> **Aim**: Wherever the string "document" appears in the listing, copy that line.

═══ Rows ═══

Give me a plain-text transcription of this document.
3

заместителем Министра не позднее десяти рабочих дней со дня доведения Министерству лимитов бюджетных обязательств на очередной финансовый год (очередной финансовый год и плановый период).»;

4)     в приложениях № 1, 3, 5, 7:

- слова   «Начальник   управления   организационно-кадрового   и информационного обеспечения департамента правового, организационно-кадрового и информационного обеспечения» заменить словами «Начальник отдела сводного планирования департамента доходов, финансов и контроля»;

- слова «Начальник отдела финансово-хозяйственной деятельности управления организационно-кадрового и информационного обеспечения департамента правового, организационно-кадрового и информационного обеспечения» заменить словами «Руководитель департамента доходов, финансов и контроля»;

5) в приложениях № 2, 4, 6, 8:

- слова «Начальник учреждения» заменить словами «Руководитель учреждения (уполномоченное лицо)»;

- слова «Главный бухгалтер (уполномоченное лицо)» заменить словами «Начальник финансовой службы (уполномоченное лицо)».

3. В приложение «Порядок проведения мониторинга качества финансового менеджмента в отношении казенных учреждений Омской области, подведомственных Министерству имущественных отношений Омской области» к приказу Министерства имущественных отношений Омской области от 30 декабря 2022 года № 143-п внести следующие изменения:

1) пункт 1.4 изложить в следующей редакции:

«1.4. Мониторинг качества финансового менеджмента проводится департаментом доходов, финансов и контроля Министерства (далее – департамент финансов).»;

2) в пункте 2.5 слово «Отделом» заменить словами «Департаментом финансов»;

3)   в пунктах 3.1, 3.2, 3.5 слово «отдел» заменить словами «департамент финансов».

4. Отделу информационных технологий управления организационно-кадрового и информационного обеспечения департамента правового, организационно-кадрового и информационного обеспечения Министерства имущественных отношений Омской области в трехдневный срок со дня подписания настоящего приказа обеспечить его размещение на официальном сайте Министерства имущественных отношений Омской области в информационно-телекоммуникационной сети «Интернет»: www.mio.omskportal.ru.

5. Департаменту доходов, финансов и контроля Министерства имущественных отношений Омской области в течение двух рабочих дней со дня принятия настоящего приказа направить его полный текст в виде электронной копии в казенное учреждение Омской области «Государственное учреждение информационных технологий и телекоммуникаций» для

═══
═══ Rows ═══

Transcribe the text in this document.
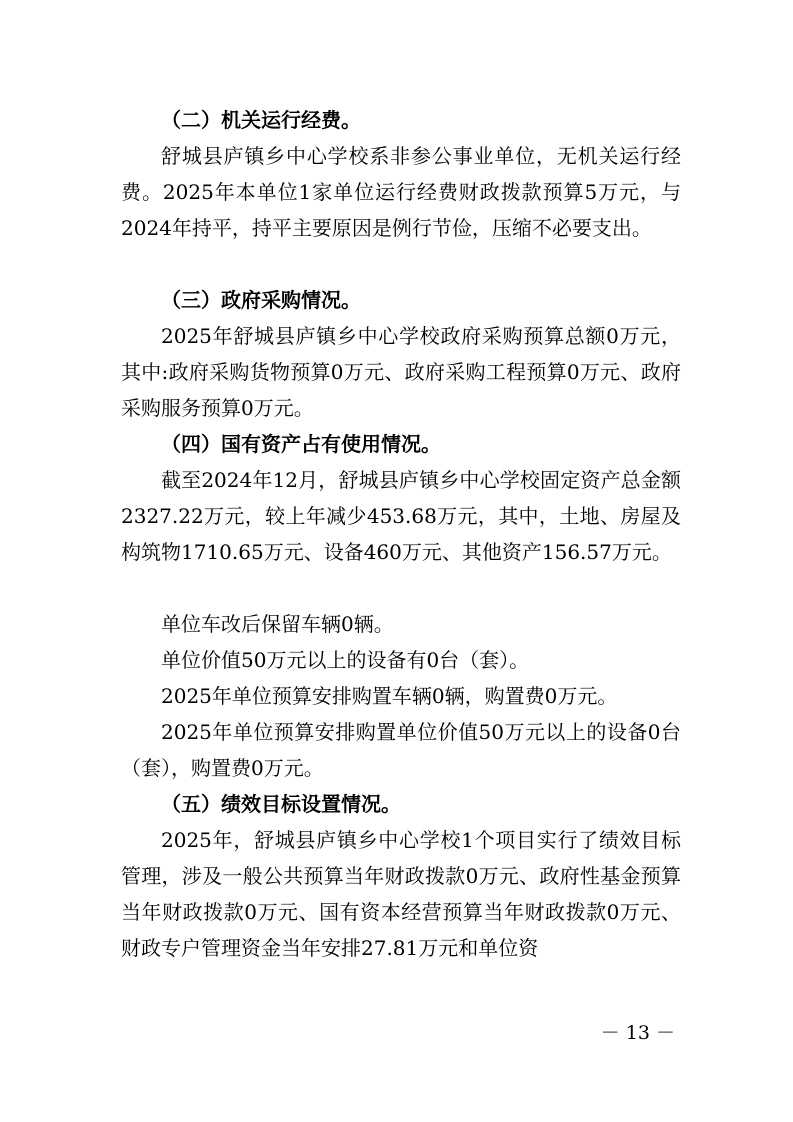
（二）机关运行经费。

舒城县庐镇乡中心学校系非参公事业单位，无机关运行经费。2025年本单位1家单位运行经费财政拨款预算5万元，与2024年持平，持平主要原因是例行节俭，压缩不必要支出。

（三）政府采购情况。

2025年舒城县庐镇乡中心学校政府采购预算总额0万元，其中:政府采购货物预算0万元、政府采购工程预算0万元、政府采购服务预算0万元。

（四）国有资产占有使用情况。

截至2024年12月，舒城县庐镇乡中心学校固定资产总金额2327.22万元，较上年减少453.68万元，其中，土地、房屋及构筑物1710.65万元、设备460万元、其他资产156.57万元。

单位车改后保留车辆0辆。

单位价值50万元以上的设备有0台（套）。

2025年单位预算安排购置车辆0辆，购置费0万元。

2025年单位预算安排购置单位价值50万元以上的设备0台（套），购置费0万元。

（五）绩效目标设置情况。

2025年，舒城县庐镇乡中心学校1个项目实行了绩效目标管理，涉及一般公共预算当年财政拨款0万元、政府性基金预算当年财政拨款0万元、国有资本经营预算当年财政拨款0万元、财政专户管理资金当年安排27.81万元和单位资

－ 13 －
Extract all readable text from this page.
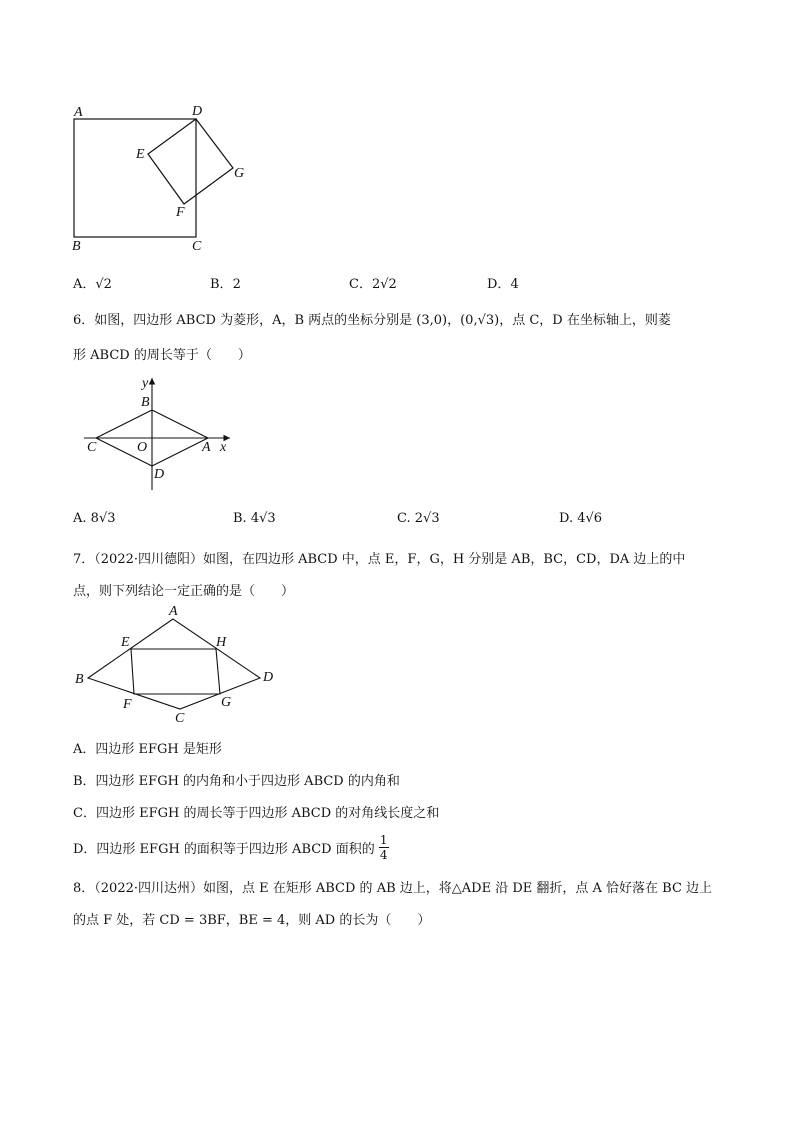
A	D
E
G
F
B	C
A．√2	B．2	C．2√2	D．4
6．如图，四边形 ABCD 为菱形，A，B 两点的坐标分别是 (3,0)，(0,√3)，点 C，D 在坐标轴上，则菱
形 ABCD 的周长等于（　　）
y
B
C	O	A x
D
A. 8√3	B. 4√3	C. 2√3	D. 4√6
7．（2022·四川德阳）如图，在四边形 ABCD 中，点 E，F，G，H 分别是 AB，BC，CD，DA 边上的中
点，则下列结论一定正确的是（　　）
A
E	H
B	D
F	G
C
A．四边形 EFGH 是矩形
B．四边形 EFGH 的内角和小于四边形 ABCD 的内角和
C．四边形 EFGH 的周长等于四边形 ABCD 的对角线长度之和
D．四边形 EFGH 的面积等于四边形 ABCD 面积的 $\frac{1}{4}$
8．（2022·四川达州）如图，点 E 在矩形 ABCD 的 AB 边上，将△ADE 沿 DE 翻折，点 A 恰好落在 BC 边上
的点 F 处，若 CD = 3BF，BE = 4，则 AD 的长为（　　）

═══

> **Complete answer**:
Give me a plain-text transcription of this document.
Transcribe the text in this document.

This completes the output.